Raw records:

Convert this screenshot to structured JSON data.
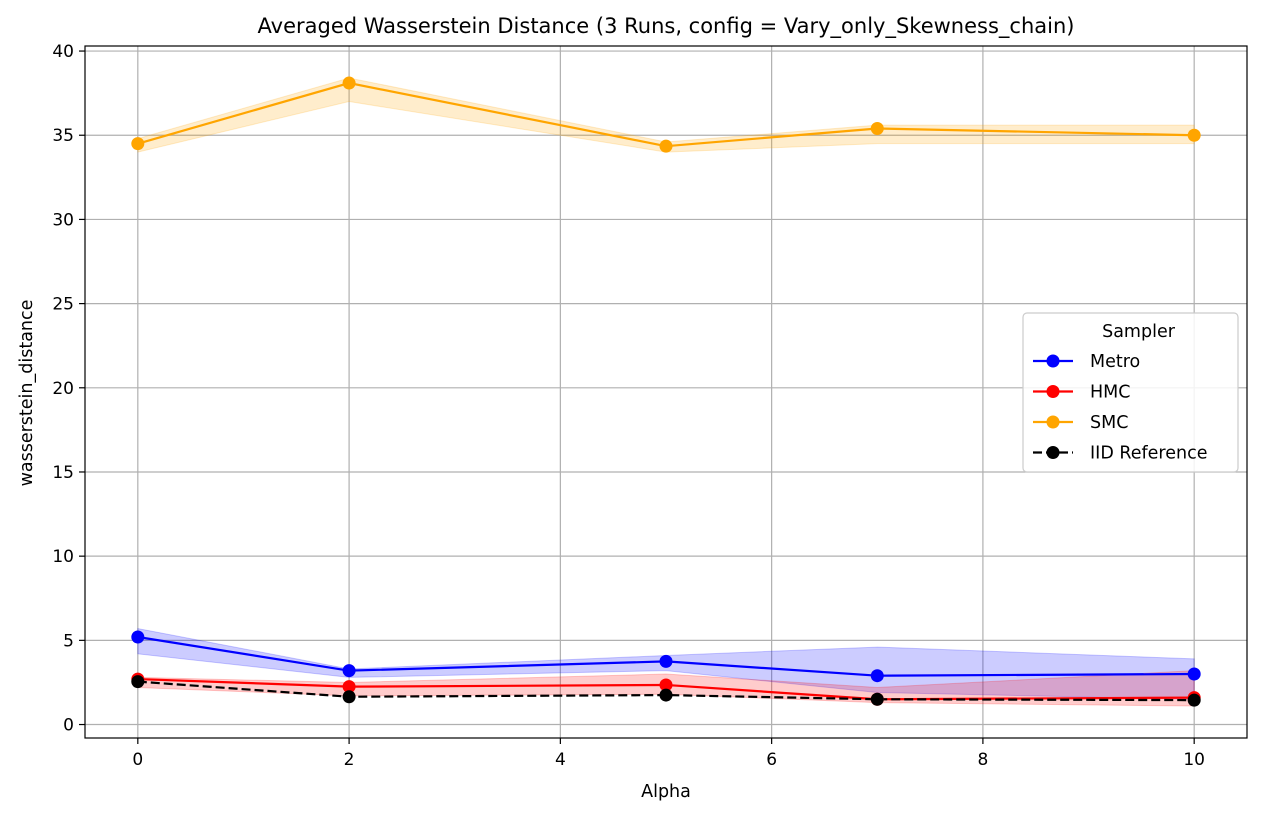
{
  "chart_data": {
    "type": "line",
    "title": "Averaged Wasserstein Distance (3 Runs, config = Vary_only_Skewness_chain)",
    "xlabel": "Alpha",
    "ylabel": "wasserstein_distance",
    "xlim": [
      -0.5,
      10.5
    ],
    "ylim": [
      -0.8,
      40.3
    ],
    "xticks": [
      0,
      2,
      4,
      6,
      8,
      10
    ],
    "yticks": [
      0,
      5,
      10,
      15,
      20,
      25,
      30,
      35,
      40
    ],
    "grid": true,
    "legend": {
      "title": "Sampler",
      "placement": "center-right"
    },
    "x": [
      0,
      2,
      5,
      7,
      10
    ],
    "series": [
      {
        "name": "Metro",
        "color": "#0000ff",
        "style": "solid",
        "values": [
          5.2,
          3.2,
          3.75,
          2.9,
          3.0
        ],
        "lower": [
          4.2,
          2.8,
          3.2,
          1.9,
          1.5
        ],
        "upper": [
          5.7,
          3.3,
          4.1,
          4.6,
          3.9
        ]
      },
      {
        "name": "HMC",
        "color": "#ff0000",
        "style": "solid",
        "values": [
          2.7,
          2.25,
          2.35,
          1.5,
          1.6
        ],
        "lower": [
          2.2,
          1.7,
          1.8,
          1.3,
          1.1
        ],
        "upper": [
          2.8,
          2.5,
          3.0,
          2.2,
          3.2
        ]
      },
      {
        "name": "SMC",
        "color": "#ffa500",
        "style": "solid",
        "values": [
          34.5,
          38.1,
          34.35,
          35.4,
          35.0
        ],
        "lower": [
          34.0,
          37.0,
          34.0,
          34.5,
          34.5
        ],
        "upper": [
          34.8,
          38.4,
          34.6,
          35.6,
          35.6
        ]
      },
      {
        "name": "IID Reference",
        "color": "#000000",
        "style": "dashed",
        "values": [
          2.55,
          1.65,
          1.75,
          1.5,
          1.45
        ]
      }
    ]
  }
}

• [WRITTEN PROBLEM]
Copy every record above exactly as written, but leave out the pictures.

• [THE SOLUTION]
Convert this screenshot to structured JSON data.
{
  "chart_data": {
    "type": "line",
    "title": "Averaged Wasserstein Distance (3 Runs, config = Vary_only_Skewness_chain)",
    "xlabel": "Alpha",
    "ylabel": "wasserstein_distance",
    "xlim": [
      -0.5,
      10.5
    ],
    "ylim": [
      -0.8,
      40.3
    ],
    "xticks": [
      0,
      2,
      4,
      6,
      8,
      10
    ],
    "yticks": [
      0,
      5,
      10,
      15,
      20,
      25,
      30,
      35,
      40
    ],
    "grid": true,
    "legend": {
      "title": "Sampler",
      "placement": "center-right"
    },
    "x": [
      0,
      2,
      5,
      7,
      10
    ],
    "series": [
      {
        "name": "Metro",
        "color": "#0000ff",
        "style": "solid",
        "values": [
          5.2,
          3.2,
          3.75,
          2.9,
          3.0
        ],
        "lower": [
          4.2,
          2.8,
          3.2,
          1.9,
          1.5
        ],
        "upper": [
          5.7,
          3.3,
          4.1,
          4.6,
          3.9
        ]
      },
      {
        "name": "HMC",
        "color": "#ff0000",
        "style": "solid",
        "values": [
          2.7,
          2.25,
          2.35,
          1.5,
          1.6
        ],
        "lower": [
          2.2,
          1.7,
          1.8,
          1.3,
          1.1
        ],
        "upper": [
          2.8,
          2.5,
          3.0,
          2.2,
          3.2
        ]
      },
      {
        "name": "SMC",
        "color": "#ffa500",
        "style": "solid",
        "values": [
          34.5,
          38.1,
          34.35,
          35.4,
          35.0
        ],
        "lower": [
          34.0,
          37.0,
          34.0,
          34.5,
          34.5
        ],
        "upper": [
          34.8,
          38.4,
          34.6,
          35.6,
          35.6
        ]
      },
      {
        "name": "IID Reference",
        "color": "#000000",
        "style": "dashed",
        "values": [
          2.55,
          1.65,
          1.75,
          1.5,
          1.45
        ]
      }
    ]
  }
}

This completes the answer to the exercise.